Extracted data entries
________

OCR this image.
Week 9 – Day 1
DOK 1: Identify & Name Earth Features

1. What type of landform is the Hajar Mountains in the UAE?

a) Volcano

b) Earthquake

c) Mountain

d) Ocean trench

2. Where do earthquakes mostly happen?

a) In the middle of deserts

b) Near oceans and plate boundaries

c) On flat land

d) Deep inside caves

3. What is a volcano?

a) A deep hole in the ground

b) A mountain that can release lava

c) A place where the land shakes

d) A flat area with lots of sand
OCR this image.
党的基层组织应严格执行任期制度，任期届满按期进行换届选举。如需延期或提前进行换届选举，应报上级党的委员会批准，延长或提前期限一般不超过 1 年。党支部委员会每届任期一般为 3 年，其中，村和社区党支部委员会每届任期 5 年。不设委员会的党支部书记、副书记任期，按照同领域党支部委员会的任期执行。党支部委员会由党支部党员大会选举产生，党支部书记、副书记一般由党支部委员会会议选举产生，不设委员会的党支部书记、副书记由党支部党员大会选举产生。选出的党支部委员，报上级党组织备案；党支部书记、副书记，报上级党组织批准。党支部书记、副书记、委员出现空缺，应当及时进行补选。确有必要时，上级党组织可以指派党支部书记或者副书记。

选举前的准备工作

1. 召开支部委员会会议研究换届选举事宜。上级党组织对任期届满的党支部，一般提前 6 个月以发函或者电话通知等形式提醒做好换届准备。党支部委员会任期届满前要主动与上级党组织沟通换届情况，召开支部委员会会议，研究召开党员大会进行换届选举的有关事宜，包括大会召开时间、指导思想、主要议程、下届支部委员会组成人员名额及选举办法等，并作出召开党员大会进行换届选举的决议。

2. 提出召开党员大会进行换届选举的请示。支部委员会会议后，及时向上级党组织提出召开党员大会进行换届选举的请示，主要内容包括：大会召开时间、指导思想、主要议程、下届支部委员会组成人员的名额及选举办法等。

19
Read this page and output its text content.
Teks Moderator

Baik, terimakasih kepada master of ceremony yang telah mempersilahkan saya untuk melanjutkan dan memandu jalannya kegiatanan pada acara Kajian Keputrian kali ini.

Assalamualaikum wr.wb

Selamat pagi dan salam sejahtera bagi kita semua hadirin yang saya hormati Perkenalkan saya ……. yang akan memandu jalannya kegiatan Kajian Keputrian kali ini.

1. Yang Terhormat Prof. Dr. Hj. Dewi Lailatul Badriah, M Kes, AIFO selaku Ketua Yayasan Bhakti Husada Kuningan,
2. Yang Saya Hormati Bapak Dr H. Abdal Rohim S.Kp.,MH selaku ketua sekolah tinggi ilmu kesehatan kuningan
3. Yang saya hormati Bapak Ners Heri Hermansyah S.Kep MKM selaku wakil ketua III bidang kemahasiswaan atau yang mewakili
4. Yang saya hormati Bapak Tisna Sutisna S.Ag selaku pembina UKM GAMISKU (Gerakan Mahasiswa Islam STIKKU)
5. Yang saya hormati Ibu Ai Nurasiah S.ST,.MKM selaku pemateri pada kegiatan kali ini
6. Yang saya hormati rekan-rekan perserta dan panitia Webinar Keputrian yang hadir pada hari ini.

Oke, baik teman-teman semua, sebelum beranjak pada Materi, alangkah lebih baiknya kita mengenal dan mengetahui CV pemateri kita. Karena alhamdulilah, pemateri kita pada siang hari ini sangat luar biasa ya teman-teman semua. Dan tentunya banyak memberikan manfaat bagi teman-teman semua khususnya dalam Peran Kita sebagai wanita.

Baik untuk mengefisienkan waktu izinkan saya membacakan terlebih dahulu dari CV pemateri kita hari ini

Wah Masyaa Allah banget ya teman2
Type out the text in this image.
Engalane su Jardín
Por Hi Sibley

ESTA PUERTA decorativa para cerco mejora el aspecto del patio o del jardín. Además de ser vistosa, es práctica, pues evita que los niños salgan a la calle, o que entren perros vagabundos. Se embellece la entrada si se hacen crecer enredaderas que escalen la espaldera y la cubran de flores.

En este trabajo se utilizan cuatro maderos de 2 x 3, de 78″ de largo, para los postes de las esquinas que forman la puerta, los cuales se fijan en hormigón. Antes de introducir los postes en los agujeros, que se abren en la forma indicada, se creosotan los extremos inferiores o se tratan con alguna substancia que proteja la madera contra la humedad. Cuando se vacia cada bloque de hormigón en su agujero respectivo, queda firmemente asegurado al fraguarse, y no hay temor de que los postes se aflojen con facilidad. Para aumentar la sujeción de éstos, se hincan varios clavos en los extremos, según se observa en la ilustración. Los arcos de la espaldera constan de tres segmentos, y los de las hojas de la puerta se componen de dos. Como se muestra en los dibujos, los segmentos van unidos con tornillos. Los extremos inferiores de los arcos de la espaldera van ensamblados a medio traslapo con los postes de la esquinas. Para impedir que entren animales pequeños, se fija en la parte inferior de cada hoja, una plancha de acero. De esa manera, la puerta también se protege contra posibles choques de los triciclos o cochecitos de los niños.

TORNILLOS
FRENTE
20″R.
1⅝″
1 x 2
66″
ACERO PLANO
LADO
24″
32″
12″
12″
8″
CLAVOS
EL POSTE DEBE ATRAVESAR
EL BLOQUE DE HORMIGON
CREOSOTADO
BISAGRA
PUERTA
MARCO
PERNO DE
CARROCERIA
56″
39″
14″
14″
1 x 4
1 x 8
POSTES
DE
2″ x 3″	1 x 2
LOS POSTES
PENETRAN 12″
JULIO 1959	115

________

PROBLEM:
Check every line for "hari" and show the ones that have it.

THE RESULT:
6. Yang saya hormati rekan-rekan perserta dan panitia Webinar Keputrian yang hadir pada hari ini.
Oke, baik teman-teman semua, sebelum beranjak pada Materi, alangkah lebih baiknya kita mengenal dan mengetahui CV pemateri kita. Karena alhamdulilah, pemateri kita pada siang hari ini sangat luar biasa ya teman-teman semua. Dan tentunya banyak memberikan manfaat bagi teman-teman semua khususnya dalam Peran Kita sebagai wanita.
Baik untuk mengefisienkan waktu izinkan saya membacakan terlebih dahulu dari CV pemateri kita hari ini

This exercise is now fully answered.